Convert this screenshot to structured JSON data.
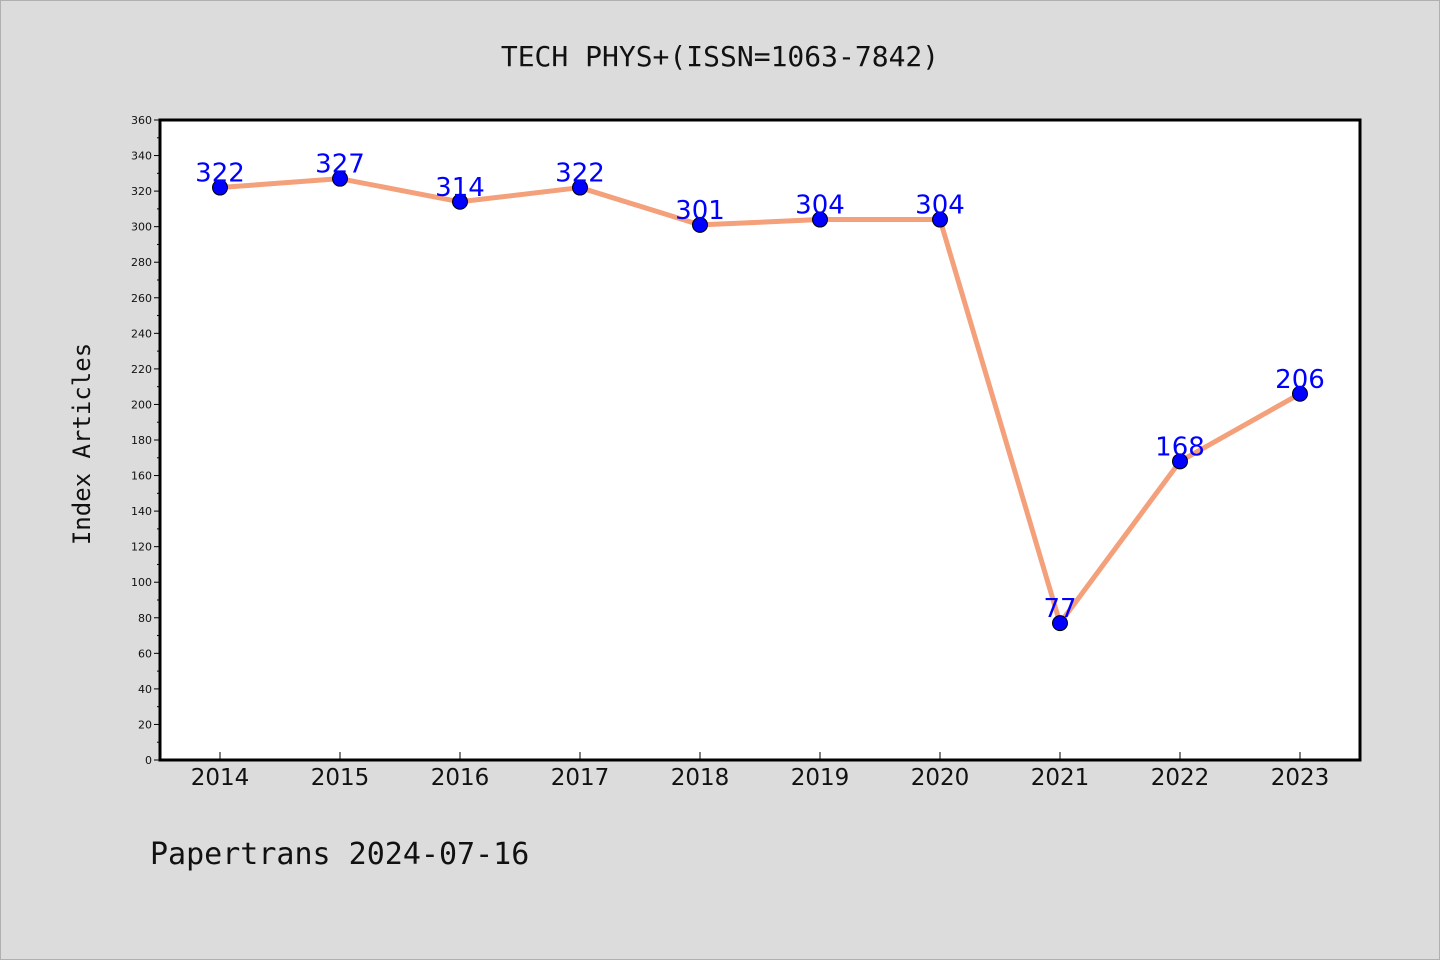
{
  "footer": "Papertrans 2024-07-16",
  "colors": {
    "background": "#dcdcdc",
    "plot_background": "#ffffff",
    "line": "#f4a07a",
    "marker": "#0000ff",
    "label": "#0000ff"
  },
  "chart_data": {
    "type": "line",
    "title": "TECH PHYS+(ISSN=1063-7842)",
    "xlabel": "",
    "ylabel": "Index Articles",
    "x": [
      "2014",
      "2015",
      "2016",
      "2017",
      "2018",
      "2019",
      "2020",
      "2021",
      "2022",
      "2023"
    ],
    "series": [
      {
        "values": [
          322,
          327,
          314,
          322,
          301,
          304,
          304,
          77,
          168,
          206
        ]
      }
    ],
    "ylim": [
      0,
      360
    ],
    "yticks": [
      0,
      20,
      40,
      60,
      80,
      100,
      120,
      140,
      160,
      180,
      200,
      220,
      240,
      260,
      280,
      300,
      320,
      340,
      360
    ],
    "grid": false,
    "data_labels": true,
    "marker": "circle"
  }
}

━━━━

WHAT THE TASK REQUIRES
Repeat the material above in full and exactly, omitting the pictures.

THE COMPLETED TASK
Convert this screenshot to structured JSON data.
{
  "footer": "Papertrans 2024-07-16",
  "colors": {
    "background": "#dcdcdc",
    "plot_background": "#ffffff",
    "line": "#f4a07a",
    "marker": "#0000ff",
    "label": "#0000ff"
  },
  "chart_data": {
    "type": "line",
    "title": "TECH PHYS+(ISSN=1063-7842)",
    "xlabel": "",
    "ylabel": "Index Articles",
    "x": [
      "2014",
      "2015",
      "2016",
      "2017",
      "2018",
      "2019",
      "2020",
      "2021",
      "2022",
      "2023"
    ],
    "series": [
      {
        "values": [
          322,
          327,
          314,
          322,
          301,
          304,
          304,
          77,
          168,
          206
        ]
      }
    ],
    "ylim": [
      0,
      360
    ],
    "yticks": [
      0,
      20,
      40,
      60,
      80,
      100,
      120,
      140,
      160,
      180,
      200,
      220,
      240,
      260,
      280,
      300,
      320,
      340,
      360
    ],
    "grid": false,
    "data_labels": true,
    "marker": "circle"
  }
}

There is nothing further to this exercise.